The records below must be retyped exactly.
# START OF Recorded information
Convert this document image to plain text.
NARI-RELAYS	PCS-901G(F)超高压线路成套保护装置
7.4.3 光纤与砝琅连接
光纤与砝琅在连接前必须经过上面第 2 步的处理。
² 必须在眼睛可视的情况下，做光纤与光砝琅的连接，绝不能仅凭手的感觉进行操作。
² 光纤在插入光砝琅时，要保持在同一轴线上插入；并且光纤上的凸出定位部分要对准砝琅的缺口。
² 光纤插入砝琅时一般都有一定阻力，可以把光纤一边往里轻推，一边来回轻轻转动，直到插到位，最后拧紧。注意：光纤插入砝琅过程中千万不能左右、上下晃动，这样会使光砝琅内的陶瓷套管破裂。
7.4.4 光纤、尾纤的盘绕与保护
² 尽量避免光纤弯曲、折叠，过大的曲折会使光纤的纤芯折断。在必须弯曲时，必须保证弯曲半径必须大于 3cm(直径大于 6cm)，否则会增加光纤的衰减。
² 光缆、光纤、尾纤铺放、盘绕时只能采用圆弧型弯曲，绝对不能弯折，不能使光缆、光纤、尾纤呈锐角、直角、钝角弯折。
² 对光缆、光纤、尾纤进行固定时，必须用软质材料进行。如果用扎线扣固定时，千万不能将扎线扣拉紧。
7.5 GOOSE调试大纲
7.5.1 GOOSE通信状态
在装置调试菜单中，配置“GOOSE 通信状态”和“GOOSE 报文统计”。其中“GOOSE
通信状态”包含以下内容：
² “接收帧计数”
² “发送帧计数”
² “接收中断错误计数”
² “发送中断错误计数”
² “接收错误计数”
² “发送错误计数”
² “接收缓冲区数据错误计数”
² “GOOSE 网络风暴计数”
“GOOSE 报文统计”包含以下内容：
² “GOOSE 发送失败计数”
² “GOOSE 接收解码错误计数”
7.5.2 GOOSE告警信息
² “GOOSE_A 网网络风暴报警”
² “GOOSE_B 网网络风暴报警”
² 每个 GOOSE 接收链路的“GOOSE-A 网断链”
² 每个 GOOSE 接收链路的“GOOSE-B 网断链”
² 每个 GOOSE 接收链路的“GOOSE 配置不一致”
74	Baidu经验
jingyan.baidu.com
# END OF Recorded information
The solution:
Convert this document image to plain text.
NARI-RELAYS	PCS-901G(F)超高压线路成套保护装置
7.4.3 光纤与砝琅连接
光纤与砝琅在连接前必须经过上面第 2 步的处理。
² 必须在眼睛可视的情况下，做光纤与光砝琅的连接，绝不能仅凭手的感觉进行操作。
² 光纤在插入光砝琅时，要保持在同一轴线上插入；并且光纤上的凸出定位部分要对准砝琅的缺口。
² 光纤插入砝琅时一般都有一定阻力，可以把光纤一边往里轻推，一边来回轻轻转动，直到插到位，最后拧紧。注意：光纤插入砝琅过程中千万不能左右、上下晃动，这样会使光砝琅内的陶瓷套管破裂。
7.4.4 光纤、尾纤的盘绕与保护
² 尽量避免光纤弯曲、折叠，过大的曲折会使光纤的纤芯折断。在必须弯曲时，必须保证弯曲半径必须大于 3cm(直径大于 6cm)，否则会增加光纤的衰减。
² 光缆、光纤、尾纤铺放、盘绕时只能采用圆弧型弯曲，绝对不能弯折，不能使光缆、光纤、尾纤呈锐角、直角、钝角弯折。
² 对光缆、光纤、尾纤进行固定时，必须用软质材料进行。如果用扎线扣固定时，千万不能将扎线扣拉紧。
7.5 GOOSE调试大纲
7.5.1 GOOSE通信状态
在装置调试菜单中，配置“GOOSE 通信状态”和“GOOSE 报文统计”。其中“GOOSE
通信状态”包含以下内容：
² “接收帧计数”
² “发送帧计数”
² “接收中断错误计数”
² “发送中断错误计数”
² “接收错误计数”
² “发送错误计数”
² “接收缓冲区数据错误计数”
² “GOOSE 网络风暴计数”
“GOOSE 报文统计”包含以下内容：
² “GOOSE 发送失败计数”
² “GOOSE 接收解码错误计数”
7.5.2 GOOSE告警信息
² “GOOSE_A 网网络风暴报警”
² “GOOSE_B 网网络风暴报警”
² 每个 GOOSE 接收链路的“GOOSE-A 网断链”
² 每个 GOOSE 接收链路的“GOOSE-B 网断链”
² 每个 GOOSE 接收链路的“GOOSE 配置不一致”
74	Baidu经验
jingyan.baidu.com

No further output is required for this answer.